Data for this exercise
* * *

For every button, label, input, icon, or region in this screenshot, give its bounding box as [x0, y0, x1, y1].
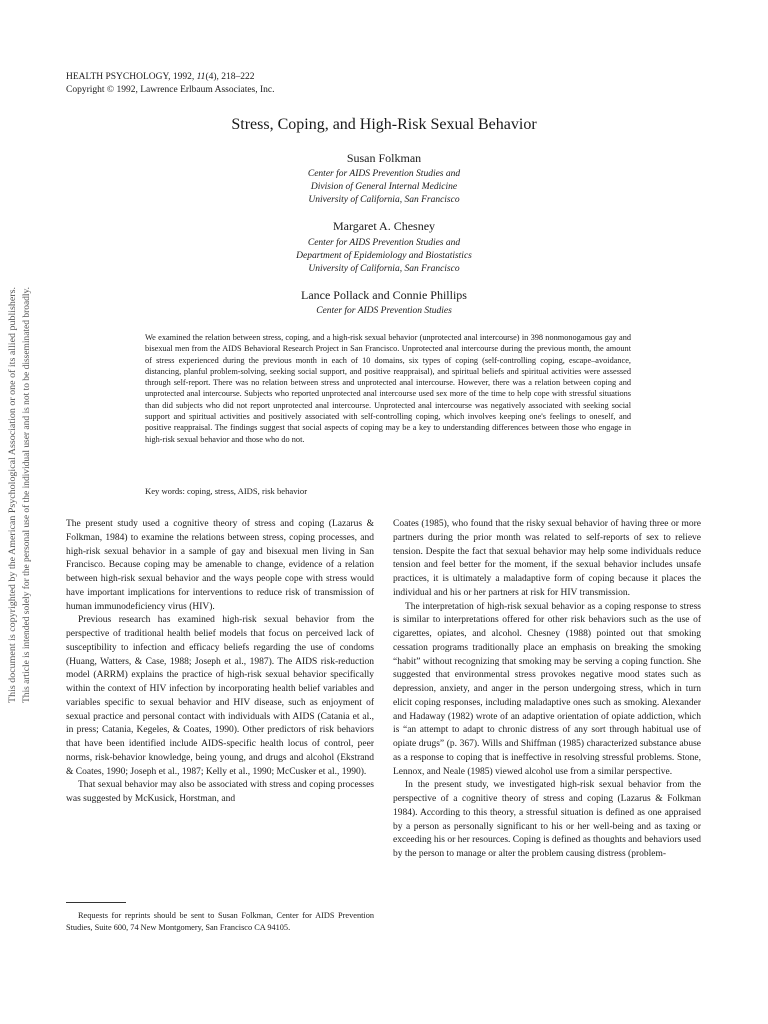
affiliation-line: Division of General Internal Medicine: [310, 182, 458, 192]
footnote: Requests for reprints should be sent to Susan Folkman, Center for AIDS Prevention Studies, Suite 600, 74 New Montgomery, San Francisco CA 94105.: [66, 911, 374, 932]
sidebar-line: This document is copyrighted by the American Psychological Association or one of its allied publishers.: [8, 306, 18, 703]
paragraph: The interpretation of high-risk sexual behavior as a coping response to stress is similar to interpretations offered for other risk behaviors such as the use of cigarettes, opiates, and alcohol. Chesney (1988) pointed out that smoking cessation programs traditionally place an emphasis on breaking the smoking “habit” without recognizing that smoking may be serving a coping function. She suggested that environmental stress provokes negative mood states such as depression, anxiety, and anger in the person undergoing stress, which in turn elicit coping responses, including maladaptive ones such as smoking. Alexander and Hadaway (1982) wrote of an adaptive orientation of opiate addiction, which is “an attempt to adapt to chronic distress of any sort through habitual use of opiate drugs” (p. 367). Wills and Shiffman (1985) characterized substance abuse as a response to coping that is ineffective in resolving stressful problems. Stone, Lennox, and Neale (1985) viewed alcohol use from a similar perspective.: [393, 601, 701, 777]
paragraph: In the present study, we investigated high-risk sexual behavior from the perspective of a cognitive theory of stress and coping (Lazarus & Folkman 1984). According to this theory, a stressful situation is defined as one appraised by a person as personally significant to his or her well-being and as taxing or exceeding his or her resources. Coping is defined as thoughts and behaviors used by the person to manage or alter the problem causing distress (problem-: [393, 780, 701, 859]
author-affiliation: [0, 237, 768, 276]
abstract: We examined the relation between stress, coping, and a high-risk sexual behavior (unprotected anal intercourse) in 398 nonmonogamous gay and bisexual men from the AIDS Behavioral Research Project in San Francisco. Unprotected anal intercourse during the previous month, the amount of stress experienced during the previous month in each of 10 domains, six types of coping (self-controlling coping, escape–avoidance, distancing, planful problem-solving, seeking social support, and positive reappraisal), and spiritual beliefs and spiritual activities were assessed through self-report. There was no relation between stress and unprotected anal intercourse. However, there was a relation between coping and unprotected anal intercourse. Subjects who reported unprotected anal intercourse used sex more of the time to help cope with stressful situations than did subjects who did not report unprotected anal intercourse. Unprotected anal intercourse was negatively associated with seeking social support and spiritual activities and positively associated with self-controlling coping, which involves keeping one's feelings to oneself, and positive reappraisal. The findings suggest that social aspects of coping may be a key to understanding differences between those who engage in high-risk sexual behavior and those who do not.: [145, 333, 631, 444]
affiliation-line: Center for AIDS Prevention Studies and: [307, 238, 461, 248]
paragraph: Previous research has examined high-risk sexual behavior from the perspective of traditional health belief models that focus on perceived lack of susceptibility to infection and efficacy beliefs regarding the use of condoms (Huang, Watters, & Case, 1988; Joseph et al., 1987). The AIDS risk-reduction model (ARRM) explains the practice of high-risk sexual behavior specifically within the context of HIV infection by incorporating health belief variables and variables specific to sexual behavior and HIV disease, such as enjoyment of sexual practice and personal contact with individuals with AIDS (Catania et al., in press; Catania, Kegeles, & Coates, 1990). Other predictors of risk behaviors that have been identified include AIDS-specific health locus of control, peer norms, risk-behavior knowledge, being young, and drugs and alcohol (Ekstrand & Coates, 1990; Joseph et al., 1987; Kelly et al., 1990; McCusker et al., 1990).: [66, 615, 374, 777]
affiliation-line: University of California, San Francisco: [308, 264, 460, 274]
paragraph: That sexual behavior may also be associated with stress and coping processes was suggested by McKusick, Horstman, and: [66, 780, 374, 804]
journal-name: HEALTH PSYCHOLOGY, 1992,: [66, 72, 197, 82]
journal-header: [66, 71, 275, 97]
affiliation-line: Center for AIDS Prevention Studies and: [307, 169, 461, 179]
affiliation-line: University of California, San Francisco: [308, 195, 460, 205]
sidebar-svg: [4, 285, 34, 705]
keywords: Key words: coping, stress, AIDS, risk behavior: [145, 486, 308, 496]
author-name: Lance Pollack and Connie Phillips: [301, 288, 467, 302]
journal-issue-pages: (4), 218–222: [205, 72, 255, 82]
author-name: Margaret A. Chesney: [332, 219, 436, 233]
body-column-right: [393, 518, 701, 862]
paragraph: The present study used a cognitive theory of stress and coping (Lazarus & Folkman, 1984) to examine the relations between stress, coping processes, and high-risk sexual behavior in a sample of gay and bisexual men living in San Francisco. Because coping may be amenable to change, evidence of a relation between high-risk sexual behavior and the ways people cope with stress would have important implications for interventions to reduce risk of transmission of human immunodeficiency virus (HIV).: [66, 519, 374, 612]
affiliation-line: Department of Epidemiology and Biostatistics: [296, 251, 472, 261]
body-column-left: [66, 518, 374, 807]
author-name: Susan Folkman: [346, 151, 422, 165]
author-affiliation: [0, 168, 768, 207]
paragraph: Coates (1985), who found that the risky sexual behavior of having three or more partners during the prior month was related to self-reports of sex to relieve tension. Despite the fact that sexual behavior may help some individuals reduce tension and feel better for the moment, if the sexual behavior includes unsafe practices, it is ultimately a maladaptive form of coping because it places the individual and his or her partners at risk for HIV transmission.: [393, 519, 701, 598]
affiliation-line: Center for AIDS Prevention Studies: [316, 306, 452, 316]
sidebar-line: This article is intended solely for the personal use of the individual user and is not to be disseminated broadly.: [22, 285, 32, 703]
copyright-line: Copyright © 1992, Lawrence Erlbaum Associates, Inc.: [66, 85, 275, 95]
journal-volume: 11: [196, 72, 206, 82]
author-affiliation: [0, 305, 768, 318]
footnote-rule: [66, 902, 126, 903]
copyright-sidebar: [4, 285, 34, 705]
article-title: Stress, Coping, and High-Risk Sexual Behavior: [231, 116, 537, 133]
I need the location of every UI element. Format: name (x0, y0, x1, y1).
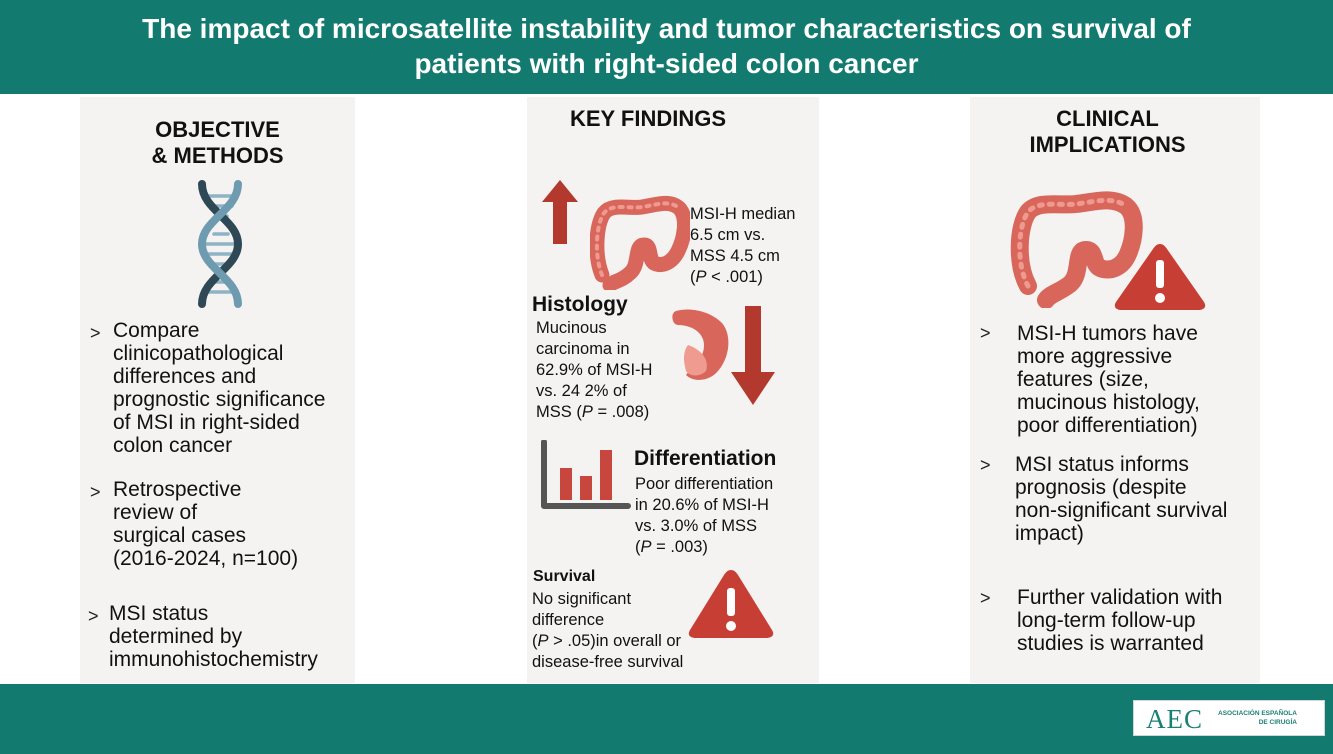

* * *

What is required
The data above must be copied exactly. Leave out the pictures.

Exercise result
For every button, label, input, icon, or region in this screenshot, give its bounding box as [x0, y0, x1, y1].
affiliation-line: Division of General Internal Medicine: [310, 182, 458, 192]
footnote: Requests for reprints should be sent to Susan Folkman, Center for AIDS Prevention Studies, Suite 600, 74 New Montgomery, San Francisco CA 94105.: [66, 911, 374, 932]
sidebar-line: This document is copyrighted by the American Psychological Association or one of its allied publishers.: [8, 306, 18, 703]
paragraph: The interpretation of high-risk sexual behavior as a coping response to stress is similar to interpretations offered for other risk behaviors such as the use of cigarettes, opiates, and alcohol. Chesney (1988) pointed out that smoking cessation programs traditionally place an emphasis on breaking the smoking “habit” without recognizing that smoking may be serving a coping function. She suggested that environmental stress provokes negative mood states such as depression, anxiety, and anger in the person undergoing stress, which in turn elicit coping responses, including maladaptive ones such as smoking. Alexander and Hadaway (1982) wrote of an adaptive orientation of opiate addiction, which is “an attempt to adapt to chronic distress of any sort through habitual use of opiate drugs” (p. 367). Wills and Shiffman (1985) characterized substance abuse as a response to coping that is ineffective in resolving stressful problems. Stone, Lennox, and Neale (1985) viewed alcohol use from a similar perspective.: [393, 601, 701, 777]
paragraph: In the present study, we investigated high-risk sexual behavior from the perspective of a cognitive theory of stress and coping (Lazarus & Folkman 1984). According to this theory, a stressful situation is defined as one appraised by a person as personally significant to his or her well-being and as taxing or exceeding his or her resources. Coping is defined as thoughts and behaviors used by the person to manage or alter the problem causing distress (problem-: [393, 780, 701, 859]
author-affiliation: [0, 237, 768, 276]
abstract: We examined the relation between stress, coping, and a high-risk sexual behavior (unprotected anal intercourse) in 398 nonmonogamous gay and bisexual men from the AIDS Behavioral Research Project in San Francisco. Unprotected anal intercourse during the previous month, the amount of stress experienced during the previous month in each of 10 domains, six types of coping (self-controlling coping, escape–avoidance, distancing, planful problem-solving, seeking social support, and positive reappraisal), and spiritual beliefs and spiritual activities were assessed through self-report. There was no relation between stress and unprotected anal intercourse. However, there was a relation between coping and unprotected anal intercourse. Subjects who reported unprotected anal intercourse used sex more of the time to help cope with stressful situations than did subjects who did not report unprotected anal intercourse. Unprotected anal intercourse was negatively associated with seeking social support and spiritual activities and positively associated with self-controlling coping, which involves keeping one's feelings to oneself, and positive reappraisal. The findings suggest that social aspects of coping may be a key to understanding differences between those who engage in high-risk sexual behavior and those who do not.: [145, 333, 631, 444]
affiliation-line: Center for AIDS Prevention Studies and: [307, 238, 461, 248]
paragraph: Previous research has examined high-risk sexual behavior from the perspective of traditional health belief models that focus on perceived lack of susceptibility to infection and efficacy beliefs regarding the use of condoms (Huang, Watters, & Case, 1988; Joseph et al., 1987). The AIDS risk-reduction model (ARRM) explains the practice of high-risk sexual behavior specifically within the context of HIV infection by incorporating health belief variables and variables specific to sexual behavior and HIV disease, such as enjoyment of sexual practice and personal contact with individuals with AIDS (Catania et al., in press; Catania, Kegeles, & Coates, 1990). Other predictors of risk behaviors that have been identified include AIDS-specific health locus of control, peer norms, risk-behavior knowledge, being young, and drugs and alcohol (Ekstrand & Coates, 1990; Joseph et al., 1987; Kelly et al., 1990; McCusker et al., 1990).: [66, 615, 374, 777]
affiliation-line: University of California, San Francisco: [308, 264, 460, 274]
paragraph: That sexual behavior may also be associated with stress and coping processes was suggested by McKusick, Horstman, and: [66, 780, 374, 804]
journal-name: HEALTH PSYCHOLOGY, 1992,: [66, 72, 197, 82]
journal-header: [66, 71, 275, 97]
affiliation-line: Center for AIDS Prevention Studies and: [307, 169, 461, 179]
affiliation-line: University of California, San Francisco: [308, 195, 460, 205]
sidebar-svg: [4, 285, 34, 705]
keywords: Key words: coping, stress, AIDS, risk behavior: [145, 486, 308, 496]
author-name: Lance Pollack and Connie Phillips: [301, 288, 467, 302]
journal-issue-pages: (4), 218–222: [205, 72, 255, 82]
author-name: Margaret A. Chesney: [332, 219, 436, 233]
body-column-right: [393, 518, 701, 862]
paragraph: The present study used a cognitive theory of stress and coping (Lazarus & Folkman, 1984) to examine the relations between stress, coping processes, and high-risk sexual behavior in a sample of gay and bisexual men living in San Francisco. Because coping may be amenable to change, evidence of a relation between high-risk sexual behavior and the ways people cope with stress would have important implications for interventions to reduce risk of transmission of human immunodeficiency virus (HIV).: [66, 519, 374, 612]
affiliation-line: Department of Epidemiology and Biostatistics: [296, 251, 472, 261]
body-column-left: [66, 518, 374, 807]
author-name: Susan Folkman: [346, 151, 422, 165]
author-affiliation: [0, 168, 768, 207]
paragraph: Coates (1985), who found that the risky sexual behavior of having three or more partners during the prior month was related to self-reports of sex to relieve tension. Despite the fact that sexual behavior may help some individuals reduce tension and feel better for the moment, if the sexual behavior includes unsafe practices, it is ultimately a maladaptive form of coping because it places the individual and his or her partners at risk for HIV transmission.: [393, 519, 701, 598]
affiliation-line: Center for AIDS Prevention Studies: [316, 306, 452, 316]
sidebar-line: This article is intended solely for the personal use of the individual user and is not to be disseminated broadly.: [22, 285, 32, 703]
copyright-line: Copyright © 1992, Lawrence Erlbaum Associates, Inc.: [66, 85, 275, 95]
journal-volume: 11: [196, 72, 206, 82]
author-affiliation: [0, 305, 768, 318]
footnote-rule: [66, 902, 126, 903]
copyright-sidebar: [4, 285, 34, 705]
article-title: Stress, Coping, and High-Risk Sexual Behavior: [231, 116, 537, 133]
I need the location of every UI element. Format: name (x0, y0, x1, y1).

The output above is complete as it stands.